**Required work:** Write out the entire listing below exactly as it appears, minus any pictures.

--- Start Material for this task ---

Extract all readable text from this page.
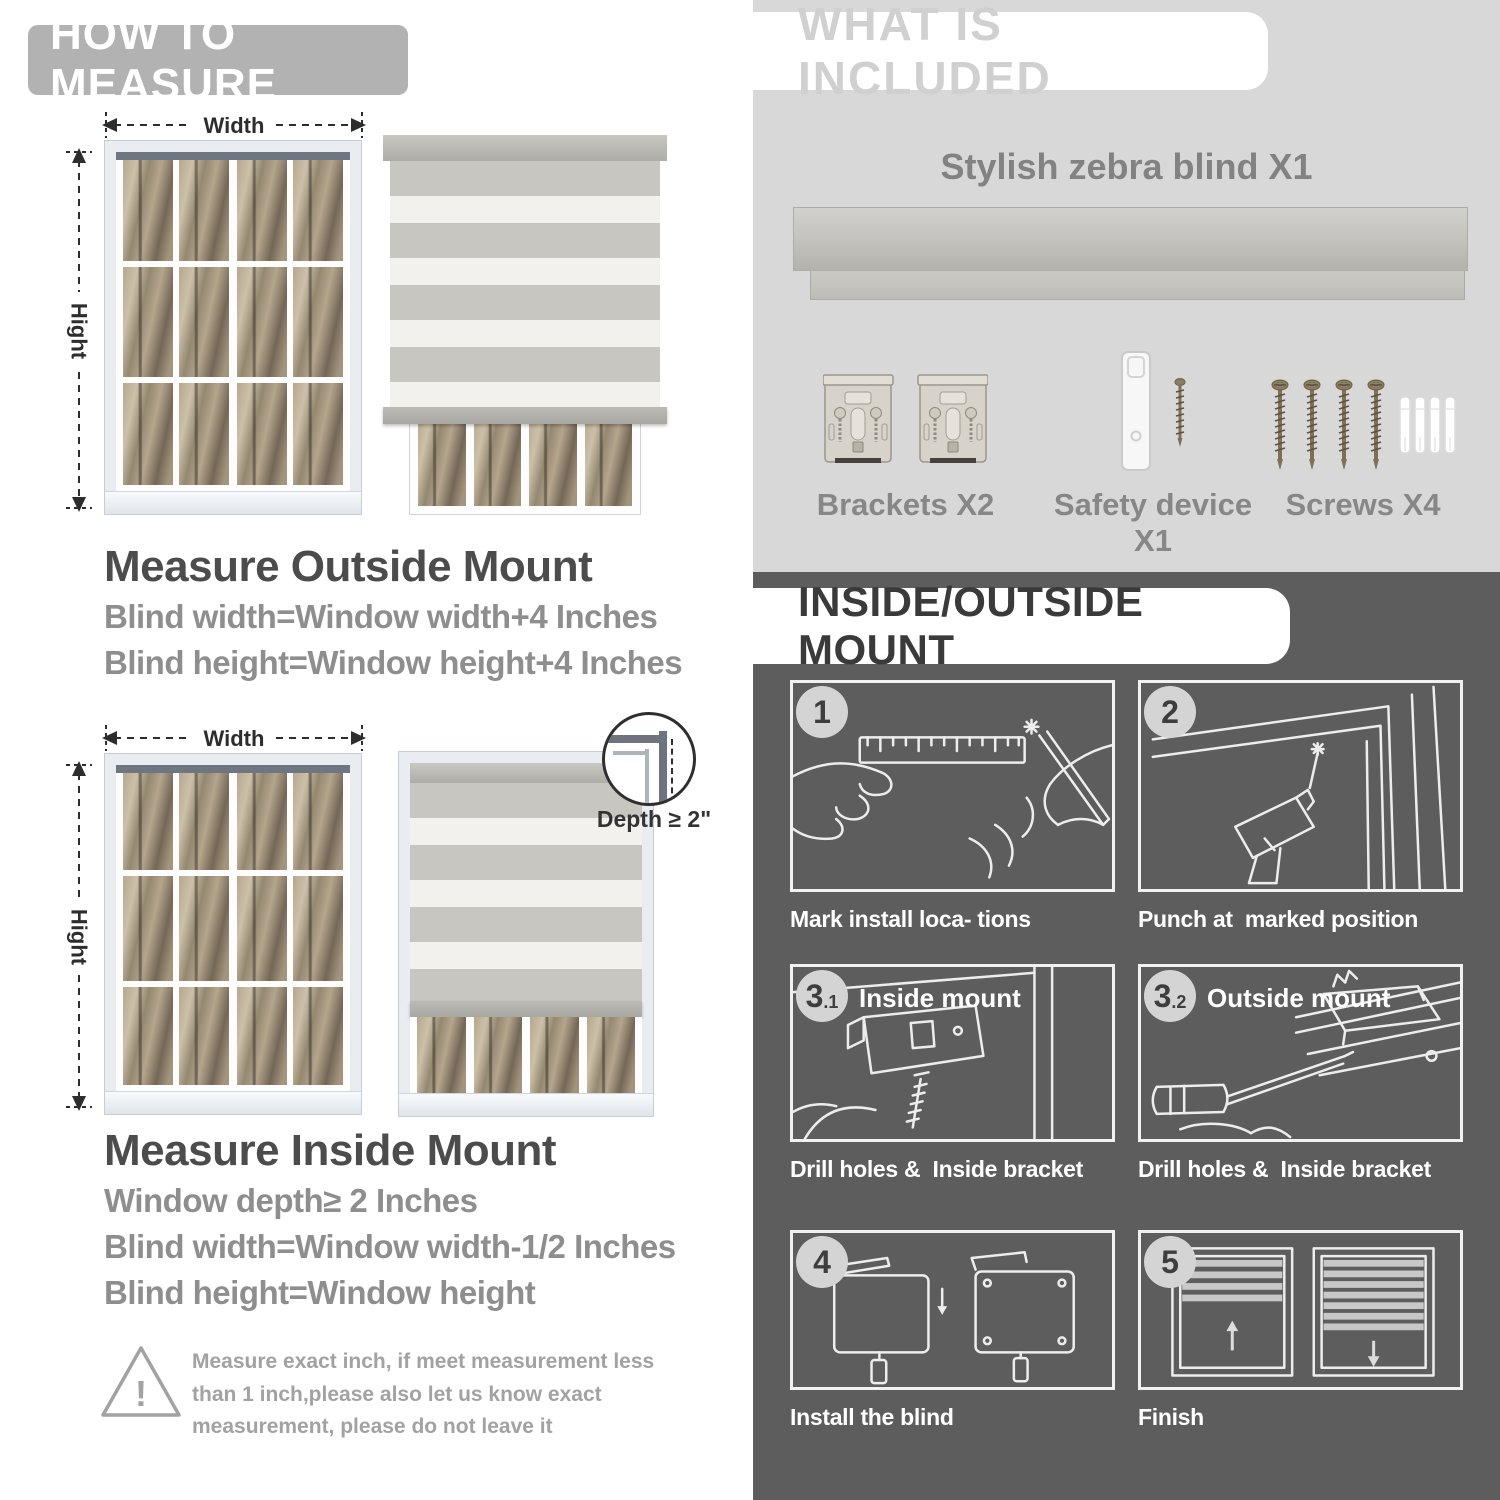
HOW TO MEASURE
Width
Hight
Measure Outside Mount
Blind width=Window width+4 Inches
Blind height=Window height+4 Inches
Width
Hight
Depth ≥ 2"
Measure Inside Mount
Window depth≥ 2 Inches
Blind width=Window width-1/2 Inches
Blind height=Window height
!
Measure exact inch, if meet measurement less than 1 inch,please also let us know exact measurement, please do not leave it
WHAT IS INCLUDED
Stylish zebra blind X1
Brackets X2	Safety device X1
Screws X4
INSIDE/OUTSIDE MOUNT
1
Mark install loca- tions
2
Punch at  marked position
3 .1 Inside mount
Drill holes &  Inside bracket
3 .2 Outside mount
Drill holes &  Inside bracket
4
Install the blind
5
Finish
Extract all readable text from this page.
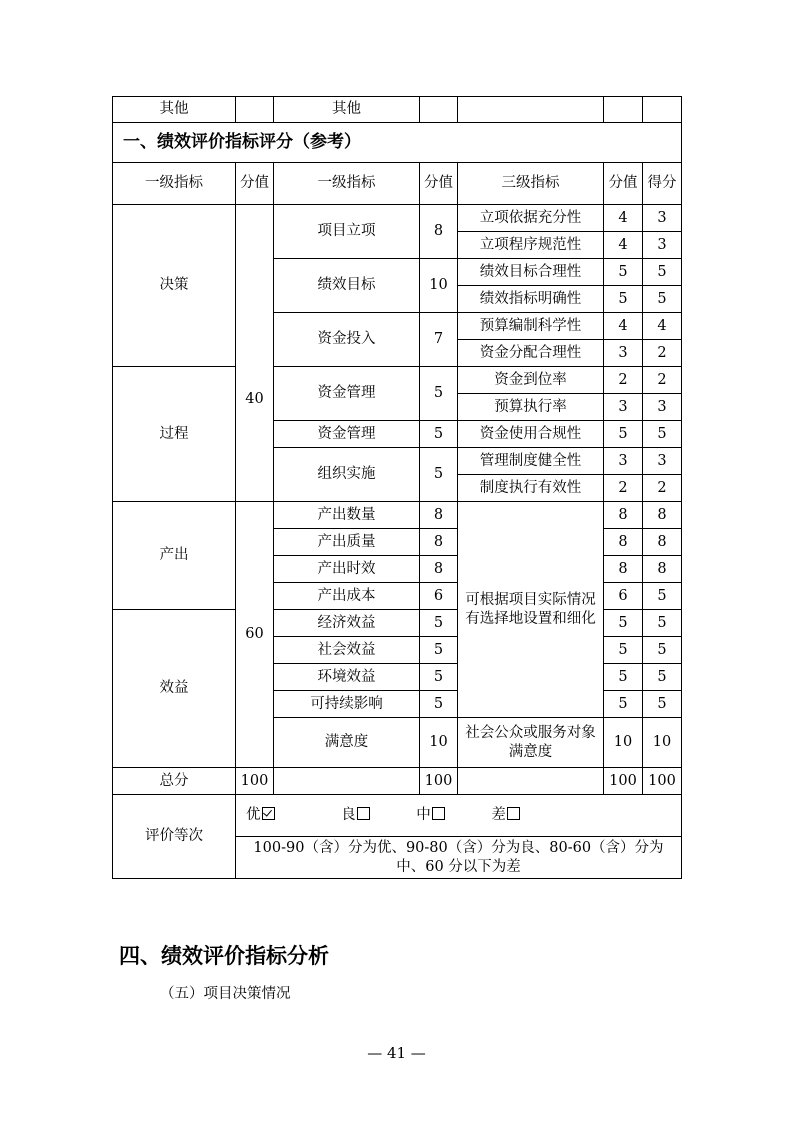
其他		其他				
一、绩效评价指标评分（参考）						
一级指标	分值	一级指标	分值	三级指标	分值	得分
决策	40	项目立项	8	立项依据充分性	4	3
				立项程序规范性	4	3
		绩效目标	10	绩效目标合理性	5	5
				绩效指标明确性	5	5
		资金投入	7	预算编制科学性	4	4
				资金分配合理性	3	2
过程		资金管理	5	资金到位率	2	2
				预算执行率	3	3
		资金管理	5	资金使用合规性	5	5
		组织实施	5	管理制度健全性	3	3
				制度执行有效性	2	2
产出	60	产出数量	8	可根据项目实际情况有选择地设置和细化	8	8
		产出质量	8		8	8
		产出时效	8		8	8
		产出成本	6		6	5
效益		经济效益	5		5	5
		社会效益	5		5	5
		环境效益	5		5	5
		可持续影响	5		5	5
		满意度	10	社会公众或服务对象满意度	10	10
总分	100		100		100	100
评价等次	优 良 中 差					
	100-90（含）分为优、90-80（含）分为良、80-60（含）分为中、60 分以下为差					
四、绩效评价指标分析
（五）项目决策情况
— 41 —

--- End Material for this task ---

**Answer to the exercise:**
Extract all readable text from this page.
HOW TO MEASURE
Width
Hight
Measure Outside Mount
Blind width=Window width+4 Inches
Blind height=Window height+4 Inches
Width
Hight
Depth ≥ 2"
Measure Inside Mount
Window depth≥ 2 Inches
Blind width=Window width-1/2 Inches
Blind height=Window height
!
Measure exact inch, if meet measurement less than 1 inch,please also let us know exact measurement, please do not leave it
WHAT IS INCLUDED
Stylish zebra blind X1
Brackets X2	Safety device X1
Screws X4
INSIDE/OUTSIDE MOUNT
1
Mark install loca- tions
2
Punch at  marked position
3 .1 Inside mount
Drill holes &  Inside bracket
3 .2 Outside mount
Drill holes &  Inside bracket
4
Install the blind
5
Finish
Extract all readable text from this page.
其他		其他				
一、绩效评价指标评分（参考）						
一级指标	分值	一级指标	分值	三级指标	分值	得分
决策	40	项目立项	8	立项依据充分性	4	3
				立项程序规范性	4	3
		绩效目标	10	绩效目标合理性	5	5
				绩效指标明确性	5	5
		资金投入	7	预算编制科学性	4	4
				资金分配合理性	3	2
过程		资金管理	5	资金到位率	2	2
				预算执行率	3	3
		资金管理	5	资金使用合规性	5	5
		组织实施	5	管理制度健全性	3	3
				制度执行有效性	2	2
产出	60	产出数量	8	可根据项目实际情况有选择地设置和细化	8	8
		产出质量	8		8	8
		产出时效	8		8	8
		产出成本	6		6	5
效益		经济效益	5		5	5
		社会效益	5		5	5
		环境效益	5		5	5
		可持续影响	5		5	5
		满意度	10	社会公众或服务对象满意度	10	10
总分	100		100		100	100
评价等次	优 良 中 差					
	100-90（含）分为优、90-80（含）分为良、80-60（含）分为中、60 分以下为差					
四、绩效评价指标分析
（五）项目决策情况
— 41 —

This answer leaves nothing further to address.